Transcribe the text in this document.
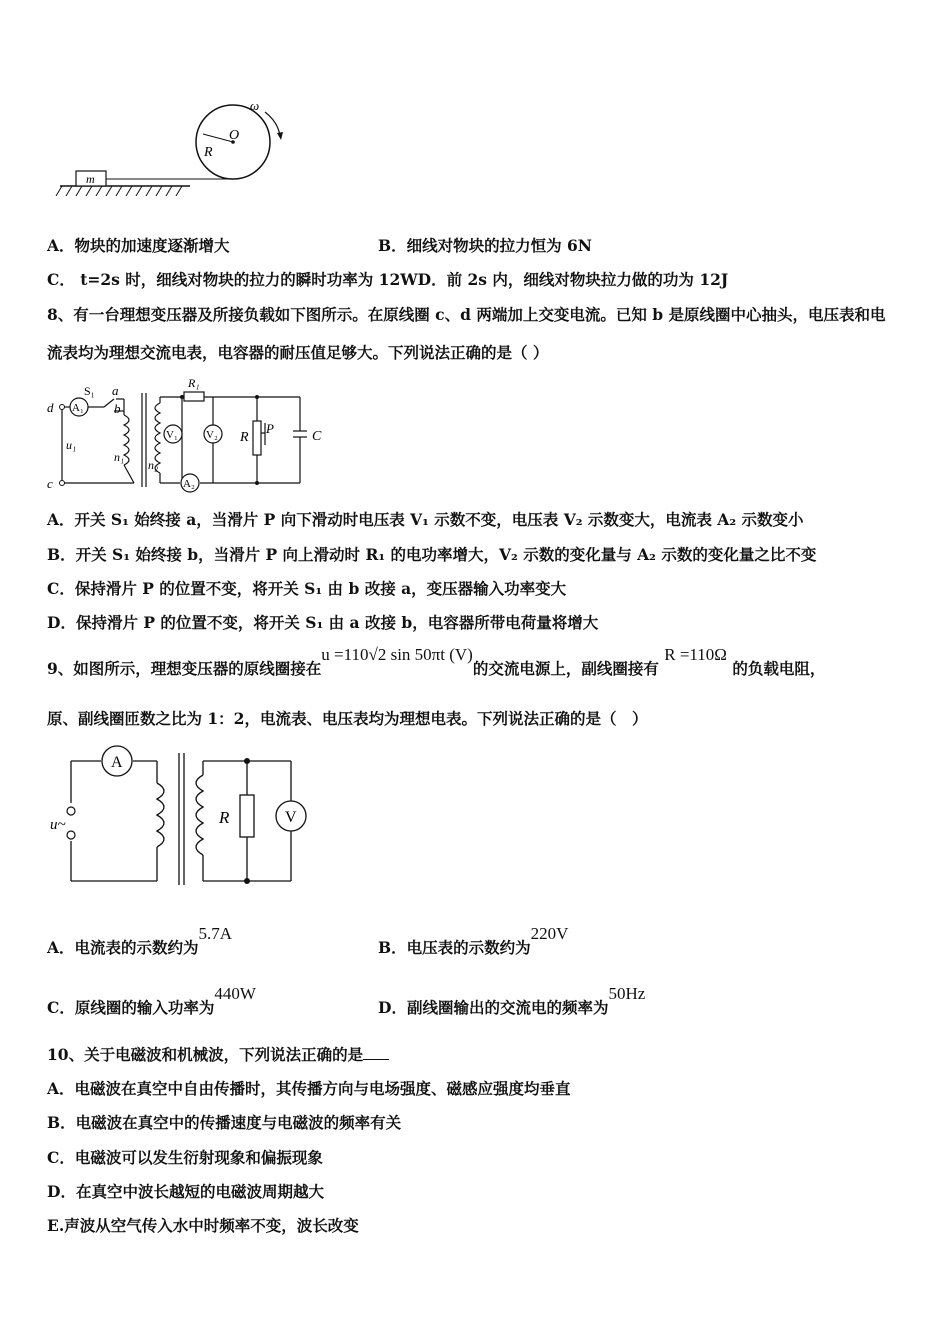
m
O
R
ω
A．物块的加速度逐渐增大	B．细线对物块的拉力恒为 6N
C． t=2s 时，细线对物块的拉力的瞬时功率为 12WD．前 2s 内，细线对物块拉力做的功为 12J
8、有一台理想变压器及所接负载如下图所示。在原线圈 c、d 两端加上交变电流。已知 b 是原线圈中心抽头，电压表和电
流表均为理想交流电表，电容器的耐压值足够大。下列说法正确的是（ ）
A₁
V₁	V₂
A₂
d
c
S₁ a
b
u₁
n₁
n₂
R₁
R
P
C
A．开关 S₁ 始终接 a，当滑片 P 向下滑动时电压表 V₁ 示数不变，电压表 V₂ 示数变大，电流表 A₂ 示数变小
B．开关 S₁ 始终接 b，当滑片 P 向上滑动时 R₁ 的电功率增大，V₂ 示数的变化量与 A₂ 示数的变化量之比不变
C．保持滑片 P 的位置不变，将开关 S₁ 由 b 改接 a，变压器输入功率变大
D．保持滑片 P 的位置不变，将开关 S₁ 由 a 改接 b，电容器所带电荷量将增大
9、如图所示，理想变压器的原线圈接在u =110√2 sin 50πt (V)的交流电源上，副线圈接有 R =110Ω 的负载电阻，
原、副线圈匝数之比为 1：2，电流表、电压表均为理想电表。下列说法正确的是（　）
A
V
u~	R
A．电流表的示数约为5.7A
B．电压表的示数约为220V
C．原线圈的输入功率为440W
D．副线圈输出的交流电的频率为50Hz
10、关于电磁波和机械波，下列说法正确的是
A．电磁波在真空中自由传播时，其传播方向与电场强度、磁感应强度均垂直
B．电磁波在真空中的传播速度与电磁波的频率有关
C．电磁波可以发生衍射现象和偏振现象
D．在真空中波长越短的电磁波周期越大
E.声波从空气传入水中时频率不变，波长改变
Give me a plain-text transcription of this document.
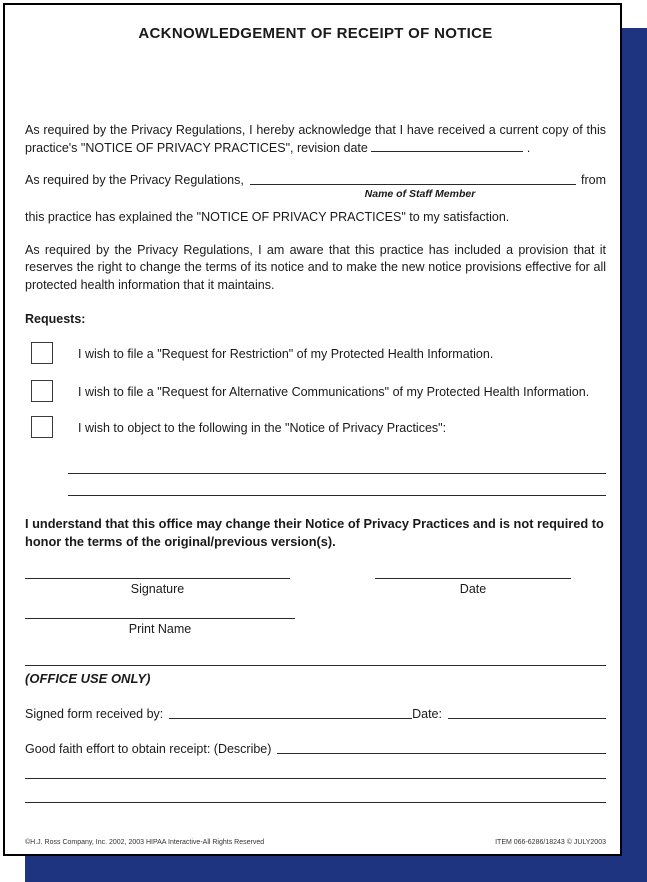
ACKNOWLEDGEMENT OF RECEIPT OF NOTICE

As required by the Privacy Regulations, I hereby acknowledge that I have received a current copy of this practice's "NOTICE OF PRIVACY PRACTICES", revision date	.

As required by the Privacy Regulations,	from
Name of Staff Member

this practice has explained the "NOTICE OF PRIVACY PRACTICES" to my satisfaction.

As required by the Privacy Regulations, I am aware that this practice has included a provision that it reserves the right to change the terms of its notice and to make the new notice provisions effective for all protected health information that it maintains.

Requests:
I wish to file a "Request for Restriction" of my Protected Health Information.
I wish to file a "Request for Alternative Communications" of my Protected Health Information.
I wish to object to the following in the "Notice of Privacy Practices":

I understand that this office may change their Notice of Privacy Practices and is not required to honor the terms of the original/previous version(s).

Signature	Date
Print Name
(OFFICE USE ONLY)
Signed form received by:	Date:
Good faith effort to obtain receipt: (Describe)
©H.J. Ross Company, Inc. 2002, 2003 HIPAA Interactive-All Rights Reserved	ITEM 066-6286/18243 © JULY2003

** What to produce **
Output the records above exactly; leave out the pictures.

** Solution **
Transcribe the text in this document.
m
O
R
ω
A．物块的加速度逐渐增大	B．细线对物块的拉力恒为 6N
C． t=2s 时，细线对物块的拉力的瞬时功率为 12WD．前 2s 内，细线对物块拉力做的功为 12J
8、有一台理想变压器及所接负载如下图所示。在原线圈 c、d 两端加上交变电流。已知 b 是原线圈中心抽头，电压表和电
流表均为理想交流电表，电容器的耐压值足够大。下列说法正确的是（ ）
A₁
V₁	V₂
A₂
d
c
S₁ a
b
u₁
n₁
n₂
R₁
R
P
C
A．开关 S₁ 始终接 a，当滑片 P 向下滑动时电压表 V₁ 示数不变，电压表 V₂ 示数变大，电流表 A₂ 示数变小
B．开关 S₁ 始终接 b，当滑片 P 向上滑动时 R₁ 的电功率增大，V₂ 示数的变化量与 A₂ 示数的变化量之比不变
C．保持滑片 P 的位置不变，将开关 S₁ 由 b 改接 a，变压器输入功率变大
D．保持滑片 P 的位置不变，将开关 S₁ 由 a 改接 b，电容器所带电荷量将增大
9、如图所示，理想变压器的原线圈接在u =110√2 sin 50πt (V)的交流电源上，副线圈接有 R =110Ω 的负载电阻，
原、副线圈匝数之比为 1：2，电流表、电压表均为理想电表。下列说法正确的是（　）
A
V
u~	R
A．电流表的示数约为5.7A
B．电压表的示数约为220V
C．原线圈的输入功率为440W
D．副线圈输出的交流电的频率为50Hz
10、关于电磁波和机械波，下列说法正确的是
A．电磁波在真空中自由传播时，其传播方向与电场强度、磁感应强度均垂直
B．电磁波在真空中的传播速度与电磁波的频率有关
C．电磁波可以发生衍射现象和偏振现象
D．在真空中波长越短的电磁波周期越大
E.声波从空气传入水中时频率不变，波长改变
Give me a plain-text transcription of this document.
ACKNOWLEDGEMENT OF RECEIPT OF NOTICE

As required by the Privacy Regulations, I hereby acknowledge that I have received a current copy of this practice's "NOTICE OF PRIVACY PRACTICES", revision date	.

As required by the Privacy Regulations,	from
Name of Staff Member

this practice has explained the "NOTICE OF PRIVACY PRACTICES" to my satisfaction.

As required by the Privacy Regulations, I am aware that this practice has included a provision that it reserves the right to change the terms of its notice and to make the new notice provisions effective for all protected health information that it maintains.

Requests:
I wish to file a "Request for Restriction" of my Protected Health Information.
I wish to file a "Request for Alternative Communications" of my Protected Health Information.
I wish to object to the following in the "Notice of Privacy Practices":

I understand that this office may change their Notice of Privacy Practices and is not required to honor the terms of the original/previous version(s).

Signature	Date
Print Name
(OFFICE USE ONLY)
Signed form received by:	Date:
Good faith effort to obtain receipt: (Describe)
©H.J. Ross Company, Inc. 2002, 2003 HIPAA Interactive-All Rights Reserved	ITEM 066-6286/18243 © JULY2003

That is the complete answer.